**Written task:** Each record below is to be reproduced without any change.
——
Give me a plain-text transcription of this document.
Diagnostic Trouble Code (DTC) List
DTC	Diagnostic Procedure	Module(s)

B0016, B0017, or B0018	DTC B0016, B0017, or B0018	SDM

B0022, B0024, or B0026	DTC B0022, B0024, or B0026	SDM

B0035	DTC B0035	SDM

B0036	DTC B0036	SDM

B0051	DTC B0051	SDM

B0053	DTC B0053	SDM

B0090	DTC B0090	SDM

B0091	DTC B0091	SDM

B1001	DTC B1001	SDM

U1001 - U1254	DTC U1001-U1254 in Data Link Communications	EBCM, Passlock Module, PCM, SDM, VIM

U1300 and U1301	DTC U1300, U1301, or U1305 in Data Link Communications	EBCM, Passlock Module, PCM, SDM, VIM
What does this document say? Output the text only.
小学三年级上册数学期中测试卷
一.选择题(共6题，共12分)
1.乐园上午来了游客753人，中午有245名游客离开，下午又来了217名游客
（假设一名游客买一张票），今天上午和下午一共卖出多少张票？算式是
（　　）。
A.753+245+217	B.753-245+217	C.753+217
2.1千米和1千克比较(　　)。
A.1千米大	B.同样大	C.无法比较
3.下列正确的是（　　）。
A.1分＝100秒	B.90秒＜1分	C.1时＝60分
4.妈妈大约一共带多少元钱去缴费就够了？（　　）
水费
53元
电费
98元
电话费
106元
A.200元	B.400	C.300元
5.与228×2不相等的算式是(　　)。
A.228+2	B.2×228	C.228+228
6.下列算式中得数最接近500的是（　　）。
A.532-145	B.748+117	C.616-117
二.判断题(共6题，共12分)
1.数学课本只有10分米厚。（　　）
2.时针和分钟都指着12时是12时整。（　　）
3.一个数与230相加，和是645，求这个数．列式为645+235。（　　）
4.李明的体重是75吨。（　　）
——
**Solution for this exercise:**
Give me a plain-text transcription of this document.
Diagnostic Trouble Code (DTC) List
DTC	Diagnostic Procedure	Module(s)

B0016, B0017, or B0018	DTC B0016, B0017, or B0018	SDM

B0022, B0024, or B0026	DTC B0022, B0024, or B0026	SDM

B0035	DTC B0035	SDM

B0036	DTC B0036	SDM

B0051	DTC B0051	SDM

B0053	DTC B0053	SDM

B0090	DTC B0090	SDM

B0091	DTC B0091	SDM

B1001	DTC B1001	SDM

U1001 - U1254	DTC U1001-U1254 in Data Link Communications	EBCM, Passlock Module, PCM, SDM, VIM

U1300 and U1301	DTC U1300, U1301, or U1305 in Data Link Communications	EBCM, Passlock Module, PCM, SDM, VIM
What does this document say? Output the text only.
小学三年级上册数学期中测试卷
一.选择题(共6题，共12分)
1.乐园上午来了游客753人，中午有245名游客离开，下午又来了217名游客
（假设一名游客买一张票），今天上午和下午一共卖出多少张票？算式是
（　　）。
A.753+245+217	B.753-245+217	C.753+217
2.1千米和1千克比较(　　)。
A.1千米大	B.同样大	C.无法比较
3.下列正确的是（　　）。
A.1分＝100秒	B.90秒＜1分	C.1时＝60分
4.妈妈大约一共带多少元钱去缴费就够了？（　　）
水费
53元
电费
98元
电话费
106元
A.200元	B.400	C.300元
5.与228×2不相等的算式是(　　)。
A.228+2	B.2×228	C.228+228
6.下列算式中得数最接近500的是（　　）。
A.532-145	B.748+117	C.616-117
二.判断题(共6题，共12分)
1.数学课本只有10分米厚。（　　）
2.时针和分钟都指着12时是12时整。（　　）
3.一个数与230相加，和是645，求这个数．列式为645+235。（　　）
4.李明的体重是75吨。（　　）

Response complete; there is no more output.